• **Work to complete**
Pick out each line containing the string "nonfl".

'''

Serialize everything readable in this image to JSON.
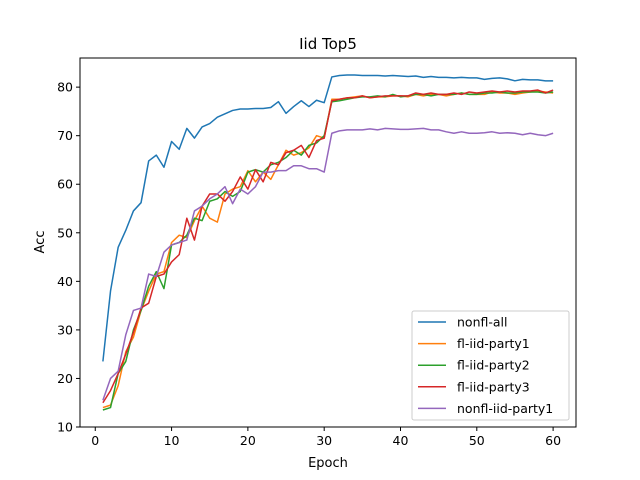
{
  "chart_data": {
    "type": "line",
    "title": "Iid Top5",
    "xlabel": "Epoch",
    "ylabel": "Acc",
    "xlim": [
      -2,
      63
    ],
    "ylim": [
      10,
      86
    ],
    "xticks": [
      0,
      10,
      20,
      30,
      40,
      50,
      60
    ],
    "yticks": [
      10,
      20,
      30,
      40,
      50,
      60,
      70,
      80
    ],
    "grid": false,
    "legend_position": "lower-right",
    "x": [
      1,
      2,
      3,
      4,
      5,
      6,
      7,
      8,
      9,
      10,
      11,
      12,
      13,
      14,
      15,
      16,
      17,
      18,
      19,
      20,
      21,
      22,
      23,
      24,
      25,
      26,
      27,
      28,
      29,
      30,
      31,
      32,
      33,
      34,
      35,
      36,
      37,
      38,
      39,
      40,
      41,
      42,
      43,
      44,
      45,
      46,
      47,
      48,
      49,
      50,
      51,
      52,
      53,
      54,
      55,
      56,
      57,
      58,
      59,
      60
    ],
    "series": [
      {
        "name": "nonfl-all",
        "color": "#1f77b4",
        "values": [
          23.5,
          38.0,
          47.0,
          50.5,
          54.5,
          56.2,
          64.8,
          66.0,
          63.5,
          68.8,
          67.2,
          71.5,
          69.5,
          71.8,
          72.5,
          73.8,
          74.5,
          75.2,
          75.5,
          75.5,
          75.6,
          75.6,
          75.8,
          77.0,
          74.6,
          76.0,
          77.2,
          76.0,
          77.3,
          76.8,
          82.1,
          82.4,
          82.5,
          82.5,
          82.4,
          82.4,
          82.4,
          82.3,
          82.4,
          82.3,
          82.2,
          82.3,
          82.0,
          82.2,
          82.0,
          82.0,
          81.9,
          82.0,
          81.9,
          81.9,
          81.6,
          81.8,
          81.9,
          81.7,
          81.3,
          81.6,
          81.5,
          81.5,
          81.3,
          81.3
        ]
      },
      {
        "name": "fl-iid-party1",
        "color": "#ff7f0e",
        "values": [
          14.0,
          14.5,
          18.5,
          25.5,
          28.5,
          34.0,
          38.0,
          41.5,
          42.0,
          48.0,
          49.5,
          49.0,
          52.5,
          55.5,
          53.0,
          52.2,
          58.0,
          59.0,
          59.5,
          62.8,
          60.5,
          62.5,
          61.0,
          64.0,
          67.0,
          66.0,
          66.5,
          67.5,
          70.0,
          69.5,
          77.5,
          77.5,
          77.8,
          78.0,
          78.2,
          77.8,
          78.0,
          78.0,
          78.2,
          78.2,
          78.0,
          78.5,
          78.2,
          78.5,
          78.5,
          78.2,
          78.5,
          78.8,
          78.5,
          78.5,
          78.5,
          79.0,
          78.8,
          78.8,
          78.5,
          78.8,
          79.0,
          79.2,
          79.0,
          78.8
        ]
      },
      {
        "name": "fl-iid-party2",
        "color": "#2ca02c",
        "values": [
          13.5,
          14.0,
          21.0,
          23.5,
          30.0,
          34.0,
          39.0,
          42.0,
          38.5,
          47.5,
          48.0,
          49.5,
          53.0,
          52.5,
          56.5,
          57.0,
          58.5,
          57.5,
          58.5,
          62.5,
          63.0,
          62.5,
          64.0,
          64.5,
          65.5,
          67.0,
          66.0,
          68.0,
          68.5,
          70.0,
          77.0,
          77.2,
          77.5,
          77.8,
          78.0,
          78.0,
          78.2,
          78.0,
          78.5,
          78.0,
          78.2,
          78.5,
          78.5,
          78.2,
          78.5,
          78.5,
          78.5,
          78.8,
          78.5,
          78.5,
          78.8,
          78.8,
          79.0,
          78.8,
          78.8,
          79.0,
          79.0,
          79.0,
          78.8,
          79.0
        ]
      },
      {
        "name": "fl-iid-party3",
        "color": "#d62728",
        "values": [
          15.0,
          17.5,
          21.0,
          25.0,
          29.5,
          34.5,
          35.5,
          41.0,
          41.5,
          44.0,
          45.5,
          53.0,
          48.5,
          55.5,
          58.0,
          58.0,
          56.5,
          58.5,
          61.5,
          59.0,
          63.0,
          60.5,
          64.5,
          64.0,
          66.5,
          67.0,
          68.0,
          65.5,
          69.0,
          69.5,
          77.2,
          77.5,
          77.8,
          77.8,
          78.2,
          77.8,
          78.0,
          78.2,
          78.2,
          78.2,
          78.2,
          78.8,
          78.5,
          78.8,
          78.5,
          78.5,
          78.8,
          78.5,
          79.0,
          78.8,
          79.0,
          79.2,
          79.0,
          79.2,
          79.0,
          79.2,
          79.2,
          79.4,
          78.8,
          79.4
        ]
      },
      {
        "name": "nonfl-iid-party1",
        "color": "#9467bd",
        "values": [
          15.5,
          20.0,
          21.5,
          29.0,
          34.0,
          34.5,
          41.5,
          41.0,
          46.0,
          47.5,
          48.0,
          48.5,
          54.5,
          55.5,
          57.0,
          58.0,
          59.5,
          56.0,
          59.0,
          58.0,
          59.5,
          62.5,
          62.5,
          62.8,
          62.8,
          63.8,
          63.8,
          63.2,
          63.2,
          62.5,
          70.5,
          71.0,
          71.2,
          71.2,
          71.2,
          71.4,
          71.2,
          71.5,
          71.4,
          71.3,
          71.3,
          71.4,
          71.5,
          71.2,
          71.2,
          70.8,
          70.5,
          70.8,
          70.5,
          70.5,
          70.6,
          70.8,
          70.5,
          70.6,
          70.5,
          70.2,
          70.5,
          70.2,
          70.0,
          70.5
        ]
      }
    ]
  }
}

'''

• **Final result**
        "name": "nonfl-all",
        "name": "nonfl-iid-party1",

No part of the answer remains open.